══ MATERIAL FOR THE TASK ══

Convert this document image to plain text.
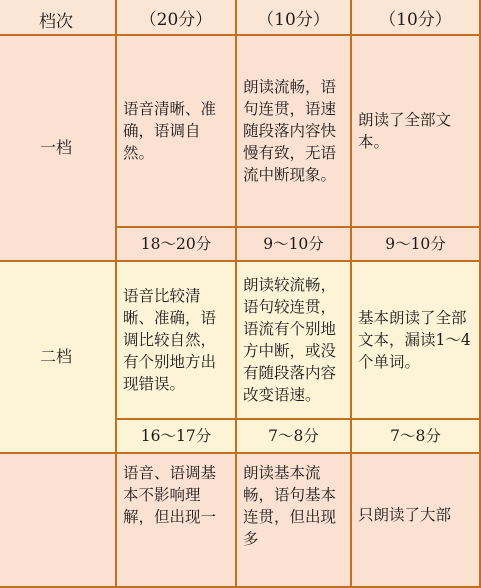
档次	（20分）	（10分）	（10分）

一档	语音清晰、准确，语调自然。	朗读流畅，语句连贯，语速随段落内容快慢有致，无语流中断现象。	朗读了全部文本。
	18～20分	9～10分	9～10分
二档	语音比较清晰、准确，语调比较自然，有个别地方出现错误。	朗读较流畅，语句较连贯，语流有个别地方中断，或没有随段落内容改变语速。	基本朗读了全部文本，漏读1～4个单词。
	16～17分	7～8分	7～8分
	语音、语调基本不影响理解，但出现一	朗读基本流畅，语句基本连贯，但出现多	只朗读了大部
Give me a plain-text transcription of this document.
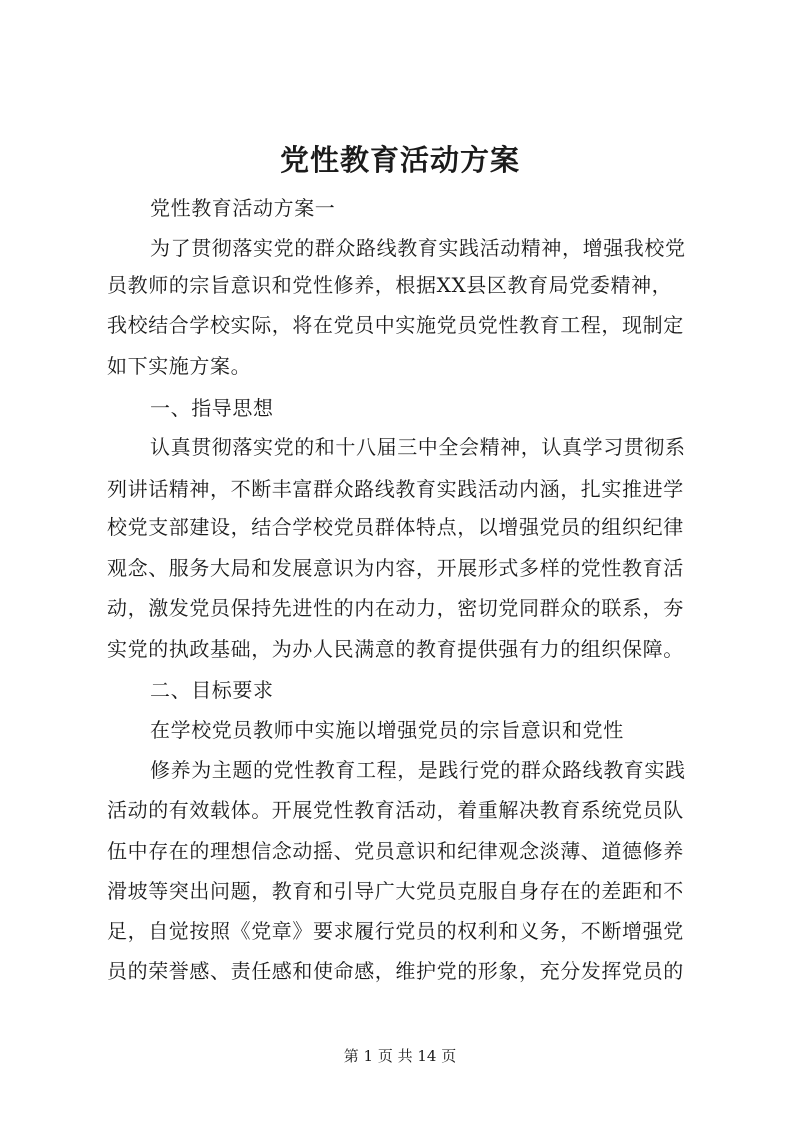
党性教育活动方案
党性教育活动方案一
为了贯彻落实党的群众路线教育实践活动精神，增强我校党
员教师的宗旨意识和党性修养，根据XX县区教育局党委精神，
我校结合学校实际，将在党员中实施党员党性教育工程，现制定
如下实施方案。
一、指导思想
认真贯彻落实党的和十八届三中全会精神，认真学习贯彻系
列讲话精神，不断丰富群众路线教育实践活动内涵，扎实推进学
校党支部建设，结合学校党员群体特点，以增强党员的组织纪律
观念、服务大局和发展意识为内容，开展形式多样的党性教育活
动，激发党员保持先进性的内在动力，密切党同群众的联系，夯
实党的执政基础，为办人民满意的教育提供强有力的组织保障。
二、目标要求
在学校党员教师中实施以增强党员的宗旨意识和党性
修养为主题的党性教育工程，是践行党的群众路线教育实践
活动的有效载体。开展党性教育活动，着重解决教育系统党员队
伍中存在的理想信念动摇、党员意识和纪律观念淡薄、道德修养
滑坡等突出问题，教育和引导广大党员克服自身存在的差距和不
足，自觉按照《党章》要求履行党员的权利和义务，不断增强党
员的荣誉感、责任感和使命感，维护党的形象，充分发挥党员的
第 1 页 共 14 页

═══

- _SET TASK_
Omit the pictures and give the material again, exactly and in full.

- _WRITTEN RESPONSE_
Convert this document image to plain text.
档次	（20分）	（10分）	（10分）

一档	语音清晰、准确，语调自然。	朗读流畅，语句连贯，语速随段落内容快慢有致，无语流中断现象。	朗读了全部文本。
	18～20分	9～10分	9～10分
二档	语音比较清晰、准确，语调比较自然，有个别地方出现错误。	朗读较流畅，语句较连贯，语流有个别地方中断，或没有随段落内容改变语速。	基本朗读了全部文本，漏读1～4个单词。
	16～17分	7～8分	7～8分
	语音、语调基本不影响理解，但出现一	朗读基本流畅，语句基本连贯，但出现多	只朗读了大部
Give me a plain-text transcription of this document.
党性教育活动方案
党性教育活动方案一
为了贯彻落实党的群众路线教育实践活动精神，增强我校党
员教师的宗旨意识和党性修养，根据XX县区教育局党委精神，
我校结合学校实际，将在党员中实施党员党性教育工程，现制定
如下实施方案。
一、指导思想
认真贯彻落实党的和十八届三中全会精神，认真学习贯彻系
列讲话精神，不断丰富群众路线教育实践活动内涵，扎实推进学
校党支部建设，结合学校党员群体特点，以增强党员的组织纪律
观念、服务大局和发展意识为内容，开展形式多样的党性教育活
动，激发党员保持先进性的内在动力，密切党同群众的联系，夯
实党的执政基础，为办人民满意的教育提供强有力的组织保障。
二、目标要求
在学校党员教师中实施以增强党员的宗旨意识和党性
修养为主题的党性教育工程，是践行党的群众路线教育实践
活动的有效载体。开展党性教育活动，着重解决教育系统党员队
伍中存在的理想信念动摇、党员意识和纪律观念淡薄、道德修养
滑坡等突出问题，教育和引导广大党员克服自身存在的差距和不
足，自觉按照《党章》要求履行党员的权利和义务，不断增强党
员的荣誉感、责任感和使命感，维护党的形象，充分发挥党员的
第 1 页 共 14 页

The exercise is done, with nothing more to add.